• [Problem to solve] Copy out each of the lines below word for word, keeping every one of them but leaving out the picture.

________

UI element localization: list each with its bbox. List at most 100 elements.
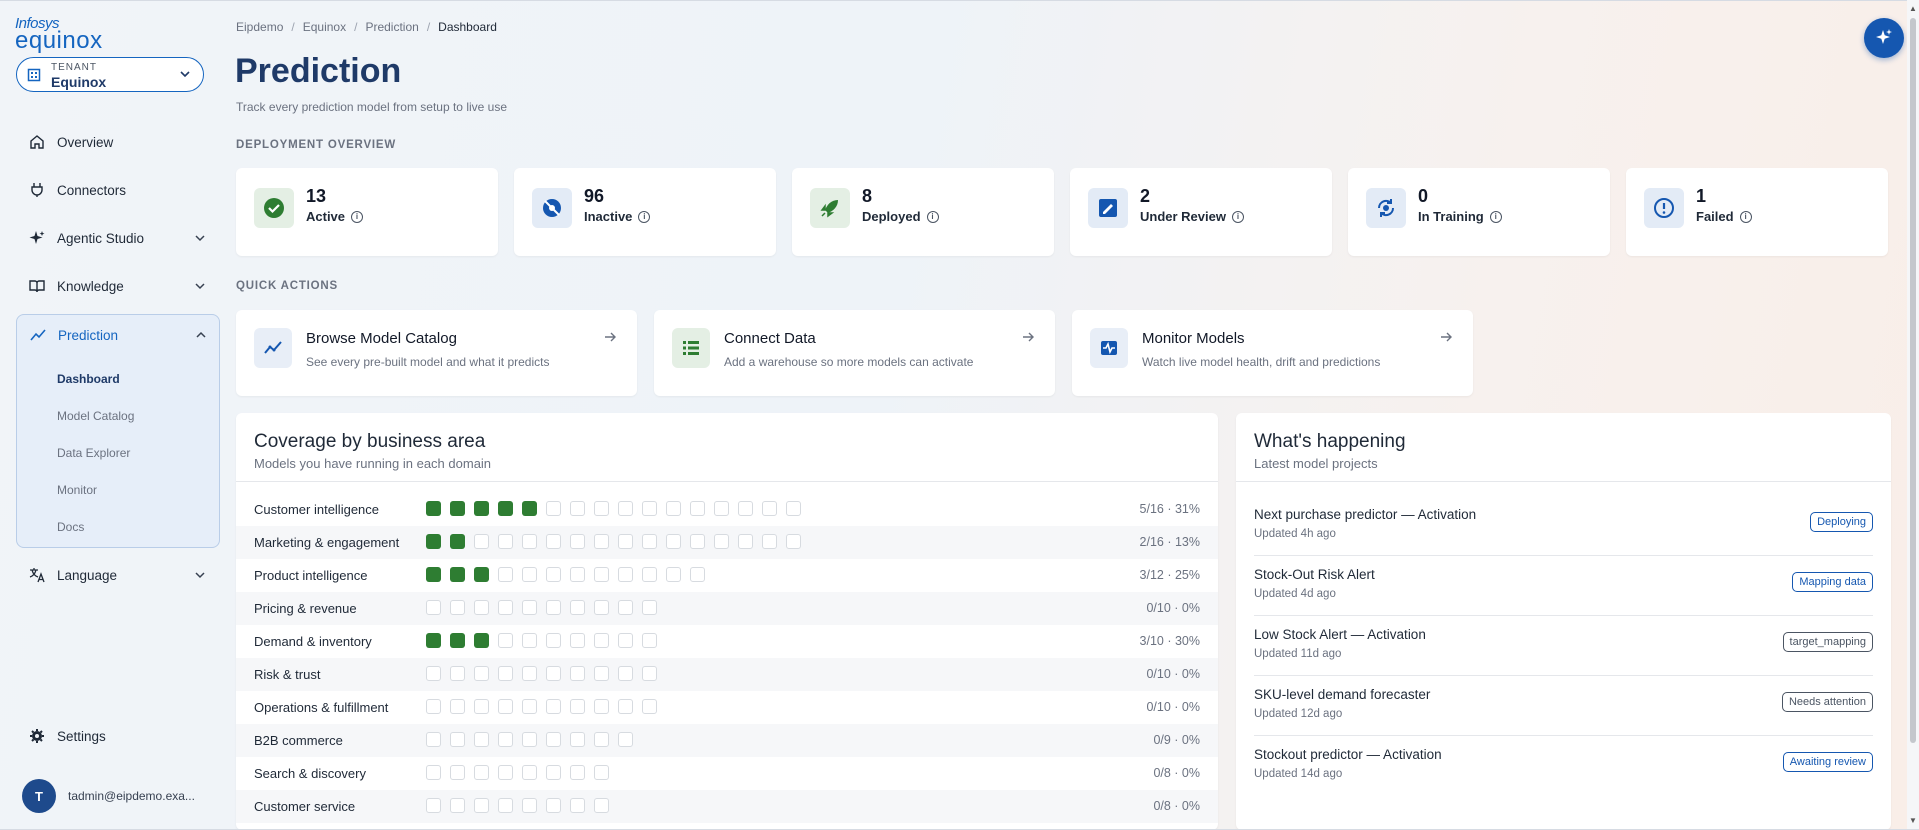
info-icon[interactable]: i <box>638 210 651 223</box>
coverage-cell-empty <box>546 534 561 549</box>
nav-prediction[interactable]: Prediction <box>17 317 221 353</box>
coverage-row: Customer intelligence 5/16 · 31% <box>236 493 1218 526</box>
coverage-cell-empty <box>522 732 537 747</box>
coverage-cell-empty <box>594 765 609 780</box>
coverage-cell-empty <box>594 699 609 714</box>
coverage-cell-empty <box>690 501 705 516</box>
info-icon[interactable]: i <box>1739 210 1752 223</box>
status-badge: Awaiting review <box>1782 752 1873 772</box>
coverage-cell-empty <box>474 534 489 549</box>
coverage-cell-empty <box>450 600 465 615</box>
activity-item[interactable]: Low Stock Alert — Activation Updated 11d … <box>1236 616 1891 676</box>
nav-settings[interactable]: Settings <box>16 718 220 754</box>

________

• [Complete response]
UI element localization: list each with its bbox. List at most 100 elements.
info-icon[interactable]: i <box>638 210 651 223</box>
coverage-cell-empty <box>546 534 561 549</box>
nav-prediction[interactable]: Prediction <box>17 317 221 353</box>
coverage-row: Customer intelligence 5/16 · 31% <box>236 493 1218 526</box>
coverage-cell-empty <box>522 732 537 747</box>
coverage-cell-empty <box>594 765 609 780</box>
coverage-cell-empty <box>594 699 609 714</box>
coverage-cell-empty <box>690 501 705 516</box>
info-icon[interactable]: i <box>1739 210 1752 223</box>
status-badge: Awaiting review <box>1782 752 1873 772</box>
coverage-cell-empty <box>474 534 489 549</box>
coverage-cell-empty <box>450 600 465 615</box>
activity-item[interactable]: Low Stock Alert — Activation Updated 11d … <box>1236 616 1891 676</box>
nav-settings[interactable]: Settings <box>16 718 220 754</box>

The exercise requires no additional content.